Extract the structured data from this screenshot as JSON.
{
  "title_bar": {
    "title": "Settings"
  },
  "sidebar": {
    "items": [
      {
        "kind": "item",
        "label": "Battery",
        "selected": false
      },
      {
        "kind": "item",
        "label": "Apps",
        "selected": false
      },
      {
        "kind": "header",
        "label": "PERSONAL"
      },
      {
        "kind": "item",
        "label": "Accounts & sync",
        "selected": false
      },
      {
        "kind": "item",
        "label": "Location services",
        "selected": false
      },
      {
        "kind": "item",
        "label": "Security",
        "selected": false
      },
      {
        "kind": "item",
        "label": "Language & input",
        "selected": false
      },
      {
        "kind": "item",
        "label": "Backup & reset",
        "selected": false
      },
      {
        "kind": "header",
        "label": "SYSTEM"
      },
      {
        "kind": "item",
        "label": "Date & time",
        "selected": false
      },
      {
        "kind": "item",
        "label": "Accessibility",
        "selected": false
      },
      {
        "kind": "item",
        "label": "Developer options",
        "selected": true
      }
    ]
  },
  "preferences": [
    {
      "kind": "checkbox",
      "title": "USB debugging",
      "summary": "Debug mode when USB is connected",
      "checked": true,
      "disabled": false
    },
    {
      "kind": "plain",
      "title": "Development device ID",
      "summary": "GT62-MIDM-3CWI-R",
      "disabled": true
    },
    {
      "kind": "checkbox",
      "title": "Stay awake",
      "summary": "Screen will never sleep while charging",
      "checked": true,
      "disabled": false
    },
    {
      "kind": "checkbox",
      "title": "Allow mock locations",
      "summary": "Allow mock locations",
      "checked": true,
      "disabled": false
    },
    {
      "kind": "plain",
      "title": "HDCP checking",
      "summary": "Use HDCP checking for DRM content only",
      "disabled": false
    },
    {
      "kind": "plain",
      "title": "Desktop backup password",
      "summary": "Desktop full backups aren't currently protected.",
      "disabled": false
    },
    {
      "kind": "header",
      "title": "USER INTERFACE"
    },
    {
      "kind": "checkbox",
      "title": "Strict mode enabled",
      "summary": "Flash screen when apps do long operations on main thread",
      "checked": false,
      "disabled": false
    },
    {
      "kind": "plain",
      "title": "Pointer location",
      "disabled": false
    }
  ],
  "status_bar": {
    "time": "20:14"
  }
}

* TASK INSTRUCTIONS *
Reproduce the data shown above exactly.

* TASK RESPONSE *
Extract the structured data from this screenshot as JSON.
{
  "title_bar": {
    "title": "Settings"
  },
  "sidebar": {
    "items": [
      {
        "kind": "item",
        "label": "Battery",
        "selected": false
      },
      {
        "kind": "item",
        "label": "Apps",
        "selected": false
      },
      {
        "kind": "header",
        "label": "PERSONAL"
      },
      {
        "kind": "item",
        "label": "Accounts & sync",
        "selected": false
      },
      {
        "kind": "item",
        "label": "Location services",
        "selected": false
      },
      {
        "kind": "item",
        "label": "Security",
        "selected": false
      },
      {
        "kind": "item",
        "label": "Language & input",
        "selected": false
      },
      {
        "kind": "item",
        "label": "Backup & reset",
        "selected": false
      },
      {
        "kind": "header",
        "label": "SYSTEM"
      },
      {
        "kind": "item",
        "label": "Date & time",
        "selected": false
      },
      {
        "kind": "item",
        "label": "Accessibility",
        "selected": false
      },
      {
        "kind": "item",
        "label": "Developer options",
        "selected": true
      }
    ]
  },
  "preferences": [
    {
      "kind": "checkbox",
      "title": "USB debugging",
      "summary": "Debug mode when USB is connected",
      "checked": true,
      "disabled": false
    },
    {
      "kind": "plain",
      "title": "Development device ID",
      "summary": "GT62-MIDM-3CWI-R",
      "disabled": true
    },
    {
      "kind": "checkbox",
      "title": "Stay awake",
      "summary": "Screen will never sleep while charging",
      "checked": true,
      "disabled": false
    },
    {
      "kind": "checkbox",
      "title": "Allow mock locations",
      "summary": "Allow mock locations",
      "checked": true,
      "disabled": false
    },
    {
      "kind": "plain",
      "title": "HDCP checking",
      "summary": "Use HDCP checking for DRM content only",
      "disabled": false
    },
    {
      "kind": "plain",
      "title": "Desktop backup password",
      "summary": "Desktop full backups aren't currently protected.",
      "disabled": false
    },
    {
      "kind": "header",
      "title": "USER INTERFACE"
    },
    {
      "kind": "checkbox",
      "title": "Strict mode enabled",
      "summary": "Flash screen when apps do long operations on main thread",
      "checked": false,
      "disabled": false
    },
    {
      "kind": "plain",
      "title": "Pointer location",
      "disabled": false
    }
  ],
  "status_bar": {
    "time": "20:14"
  }
}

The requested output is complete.